What the exercise asks: Repeat the material below exactly, line for line.

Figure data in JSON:
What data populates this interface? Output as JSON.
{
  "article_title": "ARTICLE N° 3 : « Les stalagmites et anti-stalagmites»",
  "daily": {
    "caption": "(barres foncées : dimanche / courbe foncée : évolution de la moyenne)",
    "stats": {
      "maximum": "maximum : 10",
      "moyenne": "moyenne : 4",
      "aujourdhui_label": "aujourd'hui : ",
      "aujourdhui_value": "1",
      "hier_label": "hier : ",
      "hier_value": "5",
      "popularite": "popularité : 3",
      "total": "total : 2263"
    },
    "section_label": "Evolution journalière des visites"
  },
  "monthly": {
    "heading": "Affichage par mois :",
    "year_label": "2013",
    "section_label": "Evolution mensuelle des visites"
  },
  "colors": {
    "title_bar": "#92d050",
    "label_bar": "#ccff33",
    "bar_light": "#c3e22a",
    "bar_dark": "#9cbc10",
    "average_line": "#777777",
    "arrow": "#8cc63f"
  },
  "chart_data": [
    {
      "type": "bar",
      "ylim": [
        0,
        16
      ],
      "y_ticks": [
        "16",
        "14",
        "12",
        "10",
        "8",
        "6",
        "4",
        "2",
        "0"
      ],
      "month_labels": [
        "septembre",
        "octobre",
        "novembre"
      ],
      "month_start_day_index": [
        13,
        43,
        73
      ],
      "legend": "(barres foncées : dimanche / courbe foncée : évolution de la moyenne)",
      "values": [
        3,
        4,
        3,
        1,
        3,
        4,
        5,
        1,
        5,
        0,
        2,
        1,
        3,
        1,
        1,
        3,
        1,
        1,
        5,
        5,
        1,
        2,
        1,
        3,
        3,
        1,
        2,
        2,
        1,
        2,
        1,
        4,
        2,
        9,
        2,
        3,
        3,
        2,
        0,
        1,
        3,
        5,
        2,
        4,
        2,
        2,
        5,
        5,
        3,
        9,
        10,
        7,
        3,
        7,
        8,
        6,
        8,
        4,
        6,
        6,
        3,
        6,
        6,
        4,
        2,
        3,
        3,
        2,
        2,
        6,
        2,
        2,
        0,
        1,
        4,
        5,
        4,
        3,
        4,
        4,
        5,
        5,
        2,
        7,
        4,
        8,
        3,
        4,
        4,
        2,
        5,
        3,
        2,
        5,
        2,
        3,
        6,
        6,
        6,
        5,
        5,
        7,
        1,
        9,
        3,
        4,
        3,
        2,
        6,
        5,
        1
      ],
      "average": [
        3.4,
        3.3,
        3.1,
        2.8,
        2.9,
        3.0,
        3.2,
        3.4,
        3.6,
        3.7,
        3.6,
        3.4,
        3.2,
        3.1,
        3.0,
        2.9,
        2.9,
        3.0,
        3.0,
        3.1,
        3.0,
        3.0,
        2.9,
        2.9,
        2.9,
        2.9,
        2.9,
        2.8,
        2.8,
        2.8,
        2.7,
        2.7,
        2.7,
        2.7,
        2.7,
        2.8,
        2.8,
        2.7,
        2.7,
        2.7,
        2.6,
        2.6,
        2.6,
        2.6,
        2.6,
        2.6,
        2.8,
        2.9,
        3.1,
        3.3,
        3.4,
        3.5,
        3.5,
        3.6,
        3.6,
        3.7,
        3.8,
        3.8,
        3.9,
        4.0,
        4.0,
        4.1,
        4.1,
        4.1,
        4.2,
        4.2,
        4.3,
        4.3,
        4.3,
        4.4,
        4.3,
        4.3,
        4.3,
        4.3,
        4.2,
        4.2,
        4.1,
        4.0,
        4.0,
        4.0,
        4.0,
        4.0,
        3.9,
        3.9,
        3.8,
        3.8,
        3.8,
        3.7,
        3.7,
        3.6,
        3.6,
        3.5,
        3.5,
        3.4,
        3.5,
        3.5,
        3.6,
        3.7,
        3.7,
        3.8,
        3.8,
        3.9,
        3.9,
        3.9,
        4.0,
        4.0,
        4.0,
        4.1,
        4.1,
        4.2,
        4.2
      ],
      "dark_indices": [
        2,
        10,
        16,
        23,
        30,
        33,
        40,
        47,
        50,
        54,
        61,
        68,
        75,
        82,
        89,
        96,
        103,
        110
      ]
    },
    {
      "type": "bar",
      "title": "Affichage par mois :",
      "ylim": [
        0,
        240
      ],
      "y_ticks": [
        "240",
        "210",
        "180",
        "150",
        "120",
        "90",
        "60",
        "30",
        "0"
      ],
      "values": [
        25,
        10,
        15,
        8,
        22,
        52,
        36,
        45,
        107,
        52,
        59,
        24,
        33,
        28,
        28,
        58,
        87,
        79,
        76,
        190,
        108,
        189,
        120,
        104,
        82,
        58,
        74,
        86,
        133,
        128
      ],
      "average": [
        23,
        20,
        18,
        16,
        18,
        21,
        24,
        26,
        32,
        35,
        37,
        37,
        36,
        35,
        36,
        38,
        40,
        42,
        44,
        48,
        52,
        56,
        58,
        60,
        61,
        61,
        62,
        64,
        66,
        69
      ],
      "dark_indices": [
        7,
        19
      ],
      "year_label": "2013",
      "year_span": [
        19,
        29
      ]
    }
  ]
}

Exercise output:
What data populates this interface? Output as JSON.
{
  "article_title": "ARTICLE N° 3 : « Les stalagmites et anti-stalagmites»",
  "daily": {
    "caption": "(barres foncées : dimanche / courbe foncée : évolution de la moyenne)",
    "stats": {
      "maximum": "maximum : 10",
      "moyenne": "moyenne : 4",
      "aujourdhui_label": "aujourd'hui : ",
      "aujourdhui_value": "1",
      "hier_label": "hier : ",
      "hier_value": "5",
      "popularite": "popularité : 3",
      "total": "total : 2263"
    },
    "section_label": "Evolution journalière des visites"
  },
  "monthly": {
    "heading": "Affichage par mois :",
    "year_label": "2013",
    "section_label": "Evolution mensuelle des visites"
  },
  "colors": {
    "title_bar": "#92d050",
    "label_bar": "#ccff33",
    "bar_light": "#c3e22a",
    "bar_dark": "#9cbc10",
    "average_line": "#777777",
    "arrow": "#8cc63f"
  },
  "chart_data": [
    {
      "type": "bar",
      "ylim": [
        0,
        16
      ],
      "y_ticks": [
        "16",
        "14",
        "12",
        "10",
        "8",
        "6",
        "4",
        "2",
        "0"
      ],
      "month_labels": [
        "septembre",
        "octobre",
        "novembre"
      ],
      "month_start_day_index": [
        13,
        43,
        73
      ],
      "legend": "(barres foncées : dimanche / courbe foncée : évolution de la moyenne)",
      "values": [
        3,
        4,
        3,
        1,
        3,
        4,
        5,
        1,
        5,
        0,
        2,
        1,
        3,
        1,
        1,
        3,
        1,
        1,
        5,
        5,
        1,
        2,
        1,
        3,
        3,
        1,
        2,
        2,
        1,
        2,
        1,
        4,
        2,
        9,
        2,
        3,
        3,
        2,
        0,
        1,
        3,
        5,
        2,
        4,
        2,
        2,
        5,
        5,
        3,
        9,
        10,
        7,
        3,
        7,
        8,
        6,
        8,
        4,
        6,
        6,
        3,
        6,
        6,
        4,
        2,
        3,
        3,
        2,
        2,
        6,
        2,
        2,
        0,
        1,
        4,
        5,
        4,
        3,
        4,
        4,
        5,
        5,
        2,
        7,
        4,
        8,
        3,
        4,
        4,
        2,
        5,
        3,
        2,
        5,
        2,
        3,
        6,
        6,
        6,
        5,
        5,
        7,
        1,
        9,
        3,
        4,
        3,
        2,
        6,
        5,
        1
      ],
      "average": [
        3.4,
        3.3,
        3.1,
        2.8,
        2.9,
        3.0,
        3.2,
        3.4,
        3.6,
        3.7,
        3.6,
        3.4,
        3.2,
        3.1,
        3.0,
        2.9,
        2.9,
        3.0,
        3.0,
        3.1,
        3.0,
        3.0,
        2.9,
        2.9,
        2.9,
        2.9,
        2.9,
        2.8,
        2.8,
        2.8,
        2.7,
        2.7,
        2.7,
        2.7,
        2.7,
        2.8,
        2.8,
        2.7,
        2.7,
        2.7,
        2.6,
        2.6,
        2.6,
        2.6,
        2.6,
        2.6,
        2.8,
        2.9,
        3.1,
        3.3,
        3.4,
        3.5,
        3.5,
        3.6,
        3.6,
        3.7,
        3.8,
        3.8,
        3.9,
        4.0,
        4.0,
        4.1,
        4.1,
        4.1,
        4.2,
        4.2,
        4.3,
        4.3,
        4.3,
        4.4,
        4.3,
        4.3,
        4.3,
        4.3,
        4.2,
        4.2,
        4.1,
        4.0,
        4.0,
        4.0,
        4.0,
        4.0,
        3.9,
        3.9,
        3.8,
        3.8,
        3.8,
        3.7,
        3.7,
        3.6,
        3.6,
        3.5,
        3.5,
        3.4,
        3.5,
        3.5,
        3.6,
        3.7,
        3.7,
        3.8,
        3.8,
        3.9,
        3.9,
        3.9,
        4.0,
        4.0,
        4.0,
        4.1,
        4.1,
        4.2,
        4.2
      ],
      "dark_indices": [
        2,
        10,
        16,
        23,
        30,
        33,
        40,
        47,
        50,
        54,
        61,
        68,
        75,
        82,
        89,
        96,
        103,
        110
      ]
    },
    {
      "type": "bar",
      "title": "Affichage par mois :",
      "ylim": [
        0,
        240
      ],
      "y_ticks": [
        "240",
        "210",
        "180",
        "150",
        "120",
        "90",
        "60",
        "30",
        "0"
      ],
      "values": [
        25,
        10,
        15,
        8,
        22,
        52,
        36,
        45,
        107,
        52,
        59,
        24,
        33,
        28,
        28,
        58,
        87,
        79,
        76,
        190,
        108,
        189,
        120,
        104,
        82,
        58,
        74,
        86,
        133,
        128
      ],
      "average": [
        23,
        20,
        18,
        16,
        18,
        21,
        24,
        26,
        32,
        35,
        37,
        37,
        36,
        35,
        36,
        38,
        40,
        42,
        44,
        48,
        52,
        56,
        58,
        60,
        61,
        61,
        62,
        64,
        66,
        69
      ],
      "dark_indices": [
        7,
        19
      ],
      "year_label": "2013",
      "year_span": [
        19,
        29
      ]
    }
  ]
}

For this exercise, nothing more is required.